WORK INSTRUCTIONS:
Transcribe the entries that follow exactly as they appear, minus pictures.

** Start of DATA SHOWN **

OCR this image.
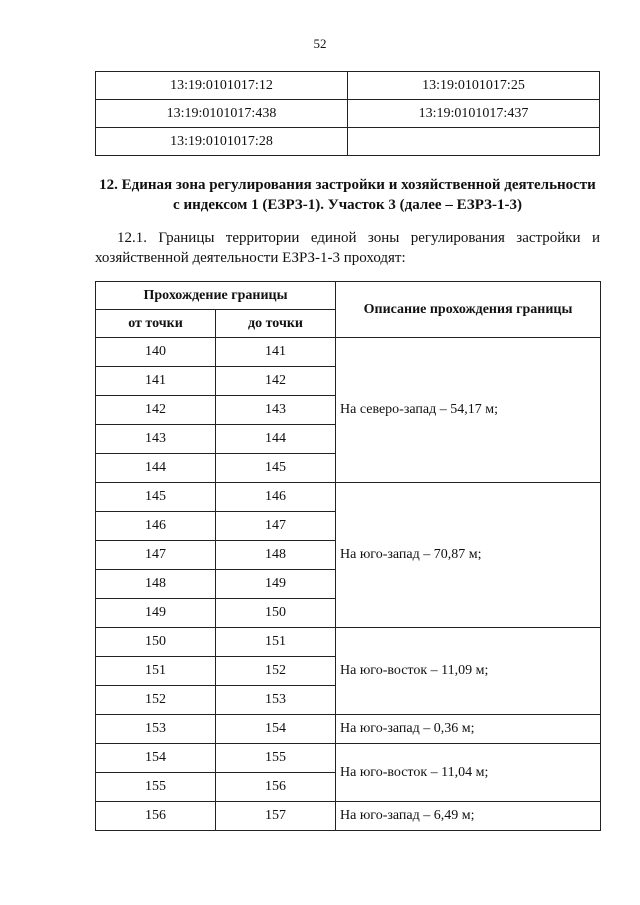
52
13:19:0101017:12	13:19:0101017:25
13:19:0101017:438	13:19:0101017:437
13:19:0101017:28	
12. Единая зона регулирования застройки и хозяйственной деятельности с индексом 1 (ЕЗРЗ-1). Участок 3 (далее – ЕЗРЗ-1-3)
12.1. Границы территории единой зоны регулирования застройки и хозяйственной деятельности ЕЗРЗ-1-3 проходят:
Прохождение границы		Описание прохождения границы
от точки	до точки	
140	141	На северо-запад – 54,17 м;
141	142	
142	143	
143	144	
144	145	
145	146	На юго-запад – 70,87 м;
146	147	
147	148	
148	149	
149	150	
150	151	На юго-восток – 11,09 м;
151	152	
152	153	
153	154	На юго-запад – 0,36 м;
154	155	На юго-восток – 11,04 м;
155	156	
156	157	На юго-запад – 6,49 м;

** End of DATA SHOWN **

SOLUTION FOR THIS TASK:
OCR this image.
52
13:19:0101017:12	13:19:0101017:25
13:19:0101017:438	13:19:0101017:437
13:19:0101017:28	
12. Единая зона регулирования застройки и хозяйственной деятельности с индексом 1 (ЕЗРЗ-1). Участок 3 (далее – ЕЗРЗ-1-3)
12.1. Границы территории единой зоны регулирования застройки и хозяйственной деятельности ЕЗРЗ-1-3 проходят:
Прохождение границы		Описание прохождения границы
от точки	до точки	
140	141	На северо-запад – 54,17 м;
141	142	
142	143	
143	144	
144	145	
145	146	На юго-запад – 70,87 м;
146	147	
147	148	
148	149	
149	150	
150	151	На юго-восток – 11,09 м;
151	152	
152	153	
153	154	На юго-запад – 0,36 м;
154	155	На юго-восток – 11,04 м;
155	156	
156	157	На юго-запад – 6,49 м;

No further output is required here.